-- Start --

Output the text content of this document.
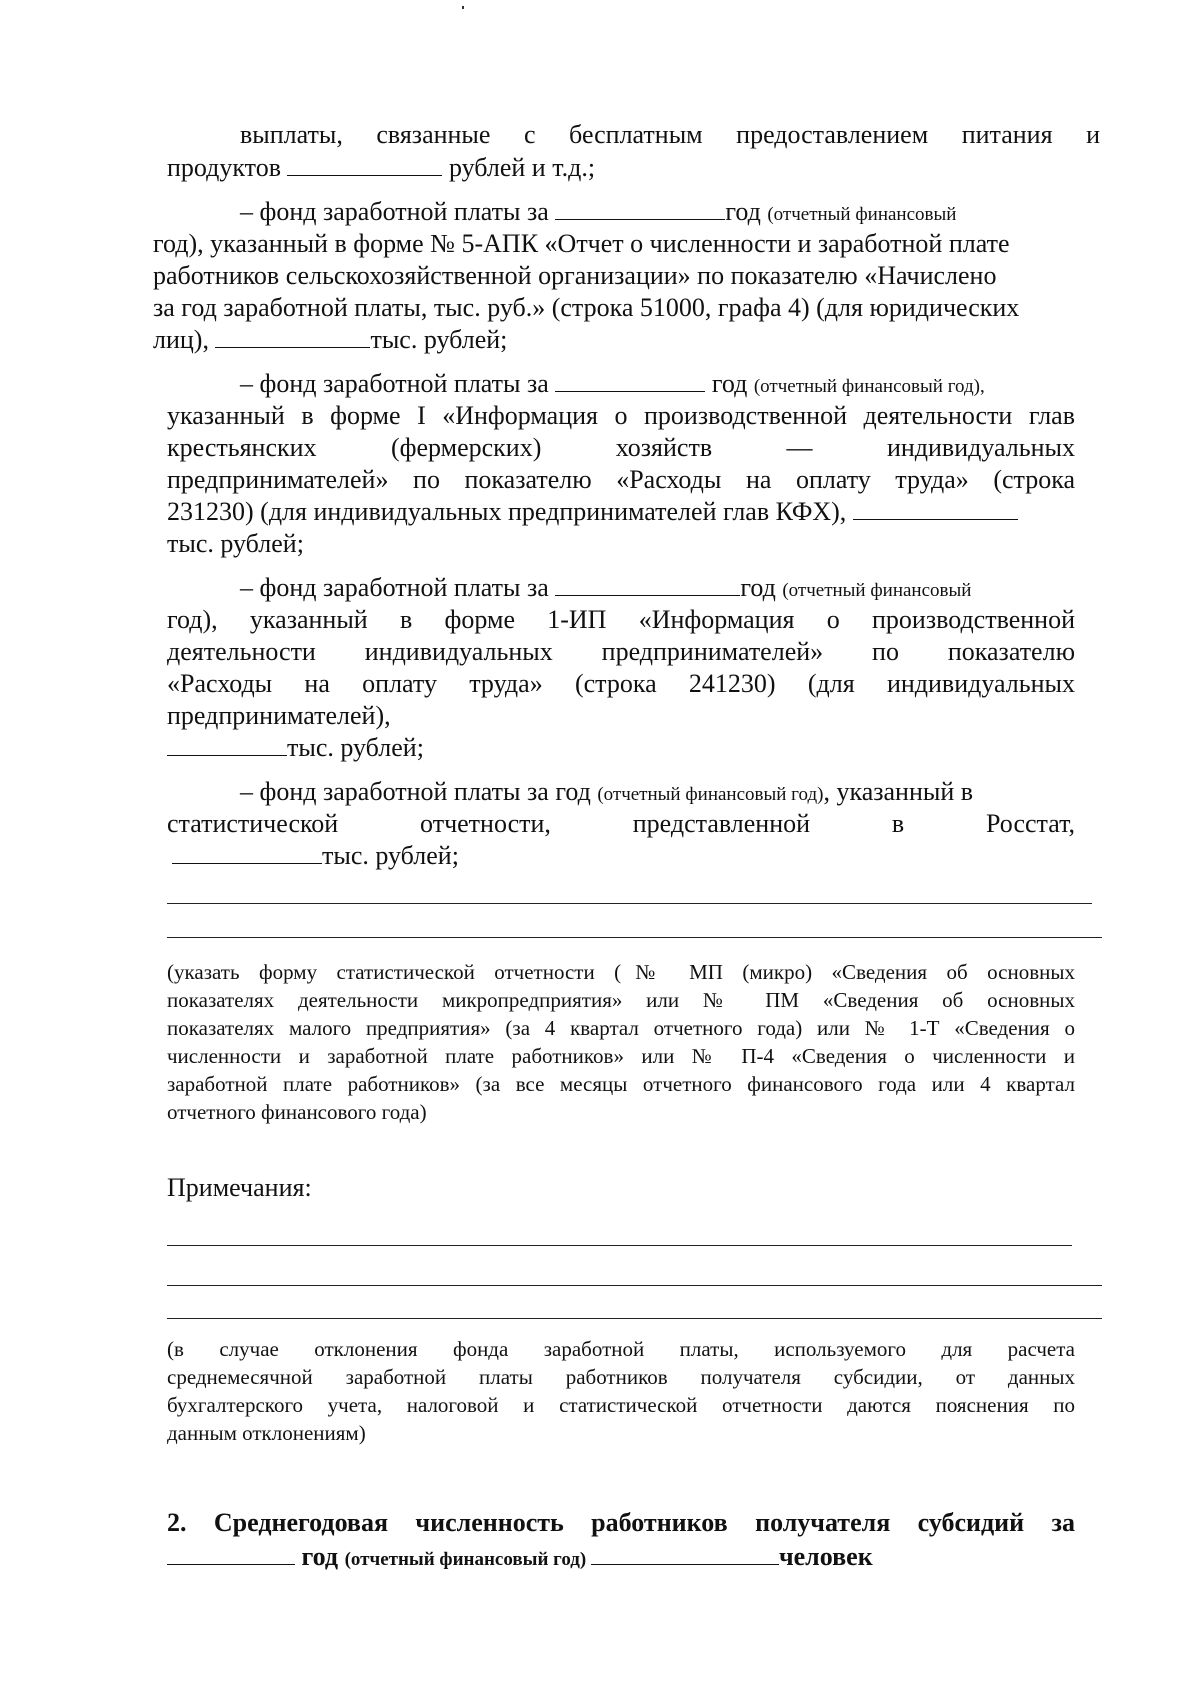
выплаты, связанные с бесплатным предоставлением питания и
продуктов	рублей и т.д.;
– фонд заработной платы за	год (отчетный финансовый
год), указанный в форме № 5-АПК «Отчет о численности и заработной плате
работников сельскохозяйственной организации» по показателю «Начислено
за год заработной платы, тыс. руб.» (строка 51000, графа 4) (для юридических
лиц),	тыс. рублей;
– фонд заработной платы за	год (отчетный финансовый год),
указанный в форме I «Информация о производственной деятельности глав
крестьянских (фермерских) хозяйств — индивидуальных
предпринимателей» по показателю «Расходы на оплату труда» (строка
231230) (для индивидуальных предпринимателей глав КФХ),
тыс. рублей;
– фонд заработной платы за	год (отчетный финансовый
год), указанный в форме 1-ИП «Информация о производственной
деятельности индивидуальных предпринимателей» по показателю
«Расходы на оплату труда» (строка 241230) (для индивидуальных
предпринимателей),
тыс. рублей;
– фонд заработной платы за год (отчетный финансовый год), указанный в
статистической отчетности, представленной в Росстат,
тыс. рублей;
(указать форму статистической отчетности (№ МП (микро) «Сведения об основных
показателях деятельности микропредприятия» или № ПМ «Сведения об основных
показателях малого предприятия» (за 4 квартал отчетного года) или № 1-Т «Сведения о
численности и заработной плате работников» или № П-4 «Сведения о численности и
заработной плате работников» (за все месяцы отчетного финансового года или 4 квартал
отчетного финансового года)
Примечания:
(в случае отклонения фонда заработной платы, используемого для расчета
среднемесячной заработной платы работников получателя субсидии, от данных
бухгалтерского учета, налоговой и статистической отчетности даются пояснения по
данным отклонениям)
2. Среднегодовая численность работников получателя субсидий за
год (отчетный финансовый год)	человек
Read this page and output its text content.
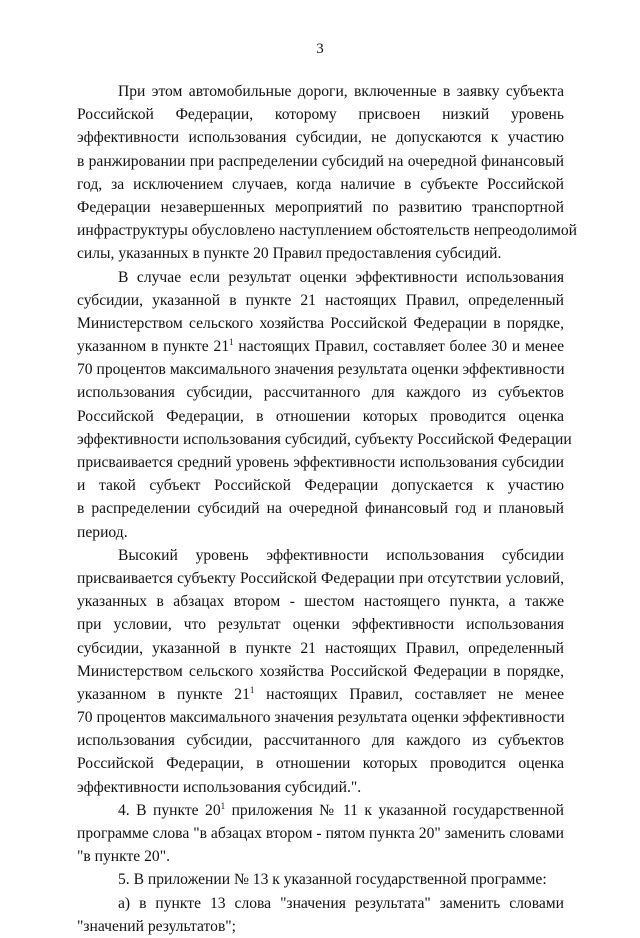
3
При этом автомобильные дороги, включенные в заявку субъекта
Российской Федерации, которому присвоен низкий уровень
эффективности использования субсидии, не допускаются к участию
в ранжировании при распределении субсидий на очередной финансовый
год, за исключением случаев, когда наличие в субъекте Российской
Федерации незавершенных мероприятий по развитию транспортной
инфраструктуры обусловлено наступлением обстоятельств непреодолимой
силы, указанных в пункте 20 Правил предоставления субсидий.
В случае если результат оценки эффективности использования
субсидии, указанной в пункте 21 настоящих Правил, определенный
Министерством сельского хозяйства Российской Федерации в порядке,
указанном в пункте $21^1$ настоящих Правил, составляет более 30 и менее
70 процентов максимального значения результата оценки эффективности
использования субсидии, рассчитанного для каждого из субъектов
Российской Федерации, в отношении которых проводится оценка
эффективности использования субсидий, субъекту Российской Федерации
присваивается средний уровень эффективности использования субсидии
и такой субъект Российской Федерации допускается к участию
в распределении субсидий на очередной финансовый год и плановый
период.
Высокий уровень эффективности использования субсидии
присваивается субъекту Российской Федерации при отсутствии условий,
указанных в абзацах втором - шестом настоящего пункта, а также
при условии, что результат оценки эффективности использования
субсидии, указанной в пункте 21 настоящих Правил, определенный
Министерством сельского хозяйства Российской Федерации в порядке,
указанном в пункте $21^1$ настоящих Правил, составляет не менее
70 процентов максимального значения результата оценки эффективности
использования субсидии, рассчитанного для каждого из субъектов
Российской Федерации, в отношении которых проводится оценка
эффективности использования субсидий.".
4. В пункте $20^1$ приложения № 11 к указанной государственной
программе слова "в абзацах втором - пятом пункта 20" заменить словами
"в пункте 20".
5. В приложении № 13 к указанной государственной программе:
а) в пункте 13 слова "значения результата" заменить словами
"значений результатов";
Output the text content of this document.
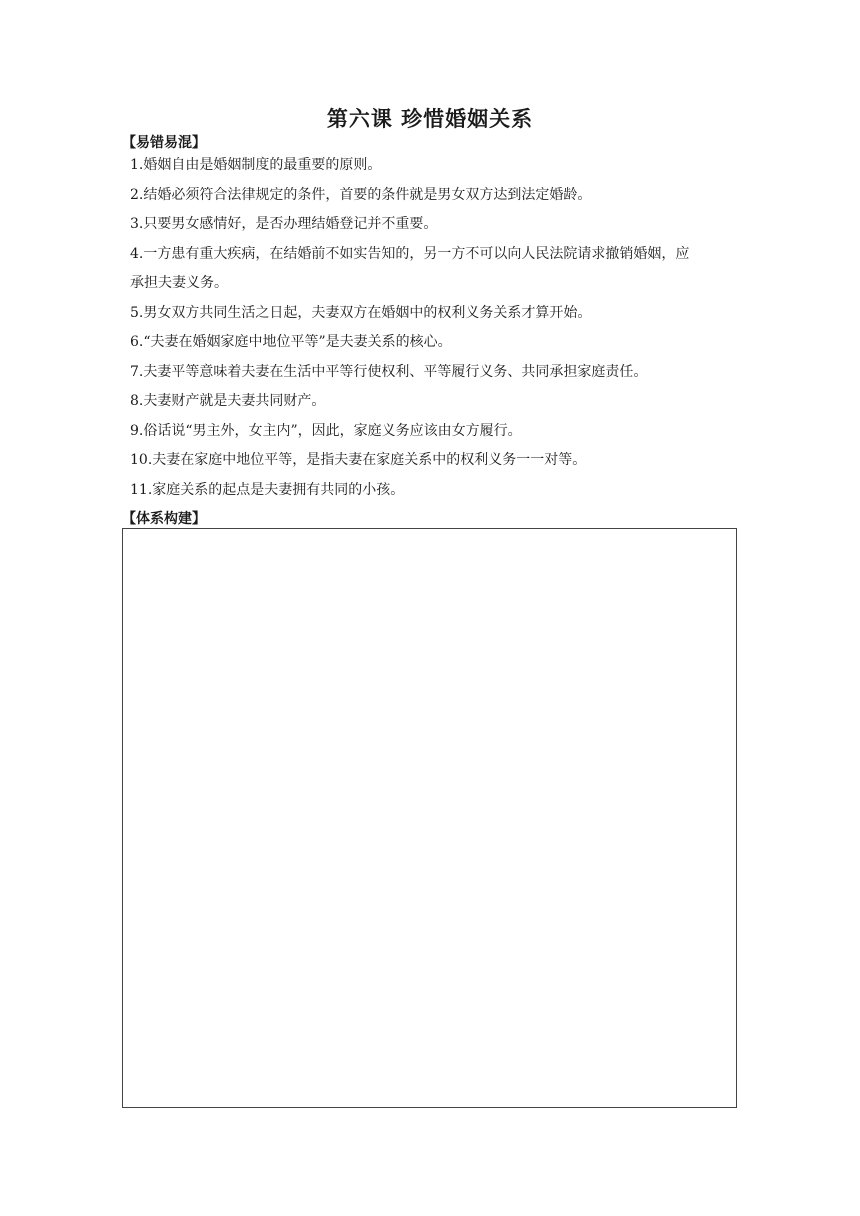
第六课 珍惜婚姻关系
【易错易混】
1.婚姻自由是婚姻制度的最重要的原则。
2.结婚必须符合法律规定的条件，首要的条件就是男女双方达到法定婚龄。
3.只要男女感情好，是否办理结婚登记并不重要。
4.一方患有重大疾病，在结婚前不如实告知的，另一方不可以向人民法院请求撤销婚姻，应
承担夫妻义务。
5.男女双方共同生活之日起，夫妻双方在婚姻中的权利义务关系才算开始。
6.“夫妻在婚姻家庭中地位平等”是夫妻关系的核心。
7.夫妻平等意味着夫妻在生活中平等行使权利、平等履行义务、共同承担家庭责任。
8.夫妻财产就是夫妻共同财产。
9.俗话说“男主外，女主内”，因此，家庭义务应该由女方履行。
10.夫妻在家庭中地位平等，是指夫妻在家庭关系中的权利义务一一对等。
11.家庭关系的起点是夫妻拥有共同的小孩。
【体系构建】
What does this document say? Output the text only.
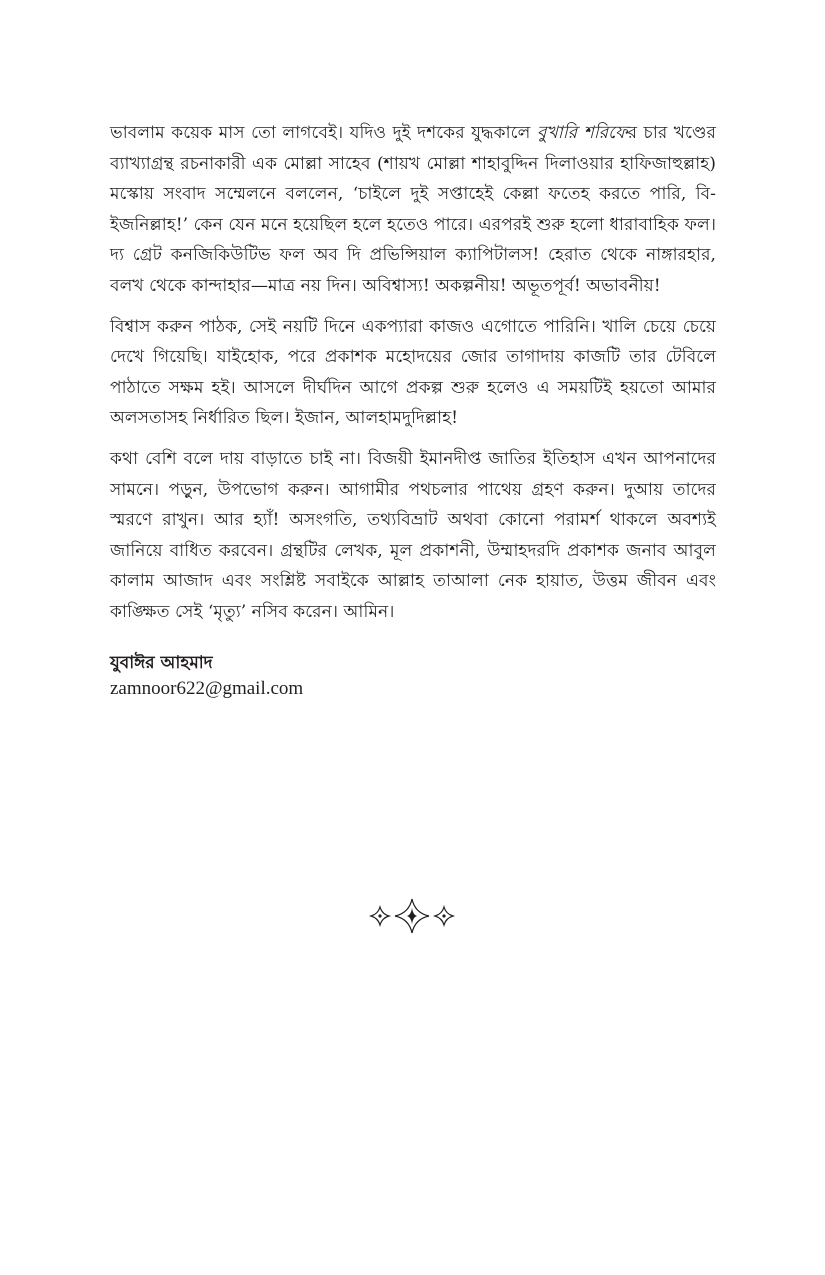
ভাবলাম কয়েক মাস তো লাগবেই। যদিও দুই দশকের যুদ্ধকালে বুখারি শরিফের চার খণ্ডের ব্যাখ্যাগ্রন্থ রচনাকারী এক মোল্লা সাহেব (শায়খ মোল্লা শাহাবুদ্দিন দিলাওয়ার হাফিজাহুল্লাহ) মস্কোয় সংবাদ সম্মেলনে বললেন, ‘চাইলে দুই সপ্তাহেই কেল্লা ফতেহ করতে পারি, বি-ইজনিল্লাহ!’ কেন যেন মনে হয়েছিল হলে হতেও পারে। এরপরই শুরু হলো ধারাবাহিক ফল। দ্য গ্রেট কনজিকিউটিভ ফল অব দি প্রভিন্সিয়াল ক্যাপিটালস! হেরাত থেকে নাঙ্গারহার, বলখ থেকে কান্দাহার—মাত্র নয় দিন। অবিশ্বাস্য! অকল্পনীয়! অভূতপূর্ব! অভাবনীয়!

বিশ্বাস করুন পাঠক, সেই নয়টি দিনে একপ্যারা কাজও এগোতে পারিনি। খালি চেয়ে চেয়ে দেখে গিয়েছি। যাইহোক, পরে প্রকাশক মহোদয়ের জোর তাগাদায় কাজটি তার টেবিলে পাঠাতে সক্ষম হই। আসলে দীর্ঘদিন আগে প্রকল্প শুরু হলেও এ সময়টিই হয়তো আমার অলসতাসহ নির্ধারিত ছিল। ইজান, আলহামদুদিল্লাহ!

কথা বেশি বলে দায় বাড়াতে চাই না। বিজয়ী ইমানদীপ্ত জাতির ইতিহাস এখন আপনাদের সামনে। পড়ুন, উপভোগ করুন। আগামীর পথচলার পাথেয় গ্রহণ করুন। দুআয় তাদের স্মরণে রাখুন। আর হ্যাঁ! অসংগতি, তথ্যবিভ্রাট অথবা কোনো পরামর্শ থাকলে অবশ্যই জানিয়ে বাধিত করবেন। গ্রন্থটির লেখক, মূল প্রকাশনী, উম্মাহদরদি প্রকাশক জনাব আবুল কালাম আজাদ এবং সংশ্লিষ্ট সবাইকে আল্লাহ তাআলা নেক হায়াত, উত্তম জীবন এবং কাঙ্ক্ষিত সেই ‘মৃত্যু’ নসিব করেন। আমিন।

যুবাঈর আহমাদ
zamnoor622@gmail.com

-- End --

*Exercise details*
Your task is to transcribe all of the records precisely, with no images included.

*Task result*
Output the text content of this document.
выплаты, связанные с бесплатным предоставлением питания и
продуктов	рублей и т.д.;
– фонд заработной платы за	год (отчетный финансовый
год), указанный в форме № 5-АПК «Отчет о численности и заработной плате
работников сельскохозяйственной организации» по показателю «Начислено
за год заработной платы, тыс. руб.» (строка 51000, графа 4) (для юридических
лиц),	тыс. рублей;
– фонд заработной платы за	год (отчетный финансовый год),
указанный в форме I «Информация о производственной деятельности глав
крестьянских (фермерских) хозяйств — индивидуальных
предпринимателей» по показателю «Расходы на оплату труда» (строка
231230) (для индивидуальных предпринимателей глав КФХ),
тыс. рублей;
– фонд заработной платы за	год (отчетный финансовый
год), указанный в форме 1-ИП «Информация о производственной
деятельности индивидуальных предпринимателей» по показателю
«Расходы на оплату труда» (строка 241230) (для индивидуальных
предпринимателей),
тыс. рублей;
– фонд заработной платы за год (отчетный финансовый год), указанный в
статистической отчетности, представленной в Росстат,
тыс. рублей;
(указать форму статистической отчетности (№ МП (микро) «Сведения об основных
показателях деятельности микропредприятия» или № ПМ «Сведения об основных
показателях малого предприятия» (за 4 квартал отчетного года) или № 1-Т «Сведения о
численности и заработной плате работников» или № П-4 «Сведения о численности и
заработной плате работников» (за все месяцы отчетного финансового года или 4 квартал
отчетного финансового года)
Примечания:
(в случае отклонения фонда заработной платы, используемого для расчета
среднемесячной заработной платы работников получателя субсидии, от данных
бухгалтерского учета, налоговой и статистической отчетности даются пояснения по
данным отклонениям)
2. Среднегодовая численность работников получателя субсидий за
год (отчетный финансовый год)	человек
Read this page and output its text content.
3
При этом автомобильные дороги, включенные в заявку субъекта
Российской Федерации, которому присвоен низкий уровень
эффективности использования субсидии, не допускаются к участию
в ранжировании при распределении субсидий на очередной финансовый
год, за исключением случаев, когда наличие в субъекте Российской
Федерации незавершенных мероприятий по развитию транспортной
инфраструктуры обусловлено наступлением обстоятельств непреодолимой
силы, указанных в пункте 20 Правил предоставления субсидий.
В случае если результат оценки эффективности использования
субсидии, указанной в пункте 21 настоящих Правил, определенный
Министерством сельского хозяйства Российской Федерации в порядке,
указанном в пункте $21^1$ настоящих Правил, составляет более 30 и менее
70 процентов максимального значения результата оценки эффективности
использования субсидии, рассчитанного для каждого из субъектов
Российской Федерации, в отношении которых проводится оценка
эффективности использования субсидий, субъекту Российской Федерации
присваивается средний уровень эффективности использования субсидии
и такой субъект Российской Федерации допускается к участию
в распределении субсидий на очередной финансовый год и плановый
период.
Высокий уровень эффективности использования субсидии
присваивается субъекту Российской Федерации при отсутствии условий,
указанных в абзацах втором - шестом настоящего пункта, а также
при условии, что результат оценки эффективности использования
субсидии, указанной в пункте 21 настоящих Правил, определенный
Министерством сельского хозяйства Российской Федерации в порядке,
указанном в пункте $21^1$ настоящих Правил, составляет не менее
70 процентов максимального значения результата оценки эффективности
использования субсидии, рассчитанного для каждого из субъектов
Российской Федерации, в отношении которых проводится оценка
эффективности использования субсидий.".
4. В пункте $20^1$ приложения № 11 к указанной государственной
программе слова "в абзацах втором - пятом пункта 20" заменить словами
"в пункте 20".
5. В приложении № 13 к указанной государственной программе:
а) в пункте 13 слова "значения результата" заменить словами
"значений результатов";
Output the text content of this document.
第六课 珍惜婚姻关系
【易错易混】
1.婚姻自由是婚姻制度的最重要的原则。
2.结婚必须符合法律规定的条件，首要的条件就是男女双方达到法定婚龄。
3.只要男女感情好，是否办理结婚登记并不重要。
4.一方患有重大疾病，在结婚前不如实告知的，另一方不可以向人民法院请求撤销婚姻，应
承担夫妻义务。
5.男女双方共同生活之日起，夫妻双方在婚姻中的权利义务关系才算开始。
6.“夫妻在婚姻家庭中地位平等”是夫妻关系的核心。
7.夫妻平等意味着夫妻在生活中平等行使权利、平等履行义务、共同承担家庭责任。
8.夫妻财产就是夫妻共同财产。
9.俗话说“男主外，女主内”，因此，家庭义务应该由女方履行。
10.夫妻在家庭中地位平等，是指夫妻在家庭关系中的权利义务一一对等。
11.家庭关系的起点是夫妻拥有共同的小孩。
【体系构建】
What does this document say? Output the text only.
ভাবলাম কয়েক মাস তো লাগবেই। যদিও দুই দশকের যুদ্ধকালে বুখারি শরিফের চার খণ্ডের ব্যাখ্যাগ্রন্থ রচনাকারী এক মোল্লা সাহেব (শায়খ মোল্লা শাহাবুদ্দিন দিলাওয়ার হাফিজাহুল্লাহ) মস্কোয় সংবাদ সম্মেলনে বললেন, ‘চাইলে দুই সপ্তাহেই কেল্লা ফতেহ করতে পারি, বি-ইজনিল্লাহ!’ কেন যেন মনে হয়েছিল হলে হতেও পারে। এরপরই শুরু হলো ধারাবাহিক ফল। দ্য গ্রেট কনজিকিউটিভ ফল অব দি প্রভিন্সিয়াল ক্যাপিটালস! হেরাত থেকে নাঙ্গারহার, বলখ থেকে কান্দাহার—মাত্র নয় দিন। অবিশ্বাস্য! অকল্পনীয়! অভূতপূর্ব! অভাবনীয়!

বিশ্বাস করুন পাঠক, সেই নয়টি দিনে একপ্যারা কাজও এগোতে পারিনি। খালি চেয়ে চেয়ে দেখে গিয়েছি। যাইহোক, পরে প্রকাশক মহোদয়ের জোর তাগাদায় কাজটি তার টেবিলে পাঠাতে সক্ষম হই। আসলে দীর্ঘদিন আগে প্রকল্প শুরু হলেও এ সময়টিই হয়তো আমার অলসতাসহ নির্ধারিত ছিল। ইজান, আলহামদুদিল্লাহ!

কথা বেশি বলে দায় বাড়াতে চাই না। বিজয়ী ইমানদীপ্ত জাতির ইতিহাস এখন আপনাদের সামনে। পড়ুন, উপভোগ করুন। আগামীর পথচলার পাথেয় গ্রহণ করুন। দুআয় তাদের স্মরণে রাখুন। আর হ্যাঁ! অসংগতি, তথ্যবিভ্রাট অথবা কোনো পরামর্শ থাকলে অবশ্যই জানিয়ে বাধিত করবেন। গ্রন্থটির লেখক, মূল প্রকাশনী, উম্মাহদরদি প্রকাশক জনাব আবুল কালাম আজাদ এবং সংশ্লিষ্ট সবাইকে আল্লাহ তাআলা নেক হায়াত, উত্তম জীবন এবং কাঙ্ক্ষিত সেই ‘মৃত্যু’ নসিব করেন। আমিন।

যুবাঈর আহমাদ
zamnoor622@gmail.com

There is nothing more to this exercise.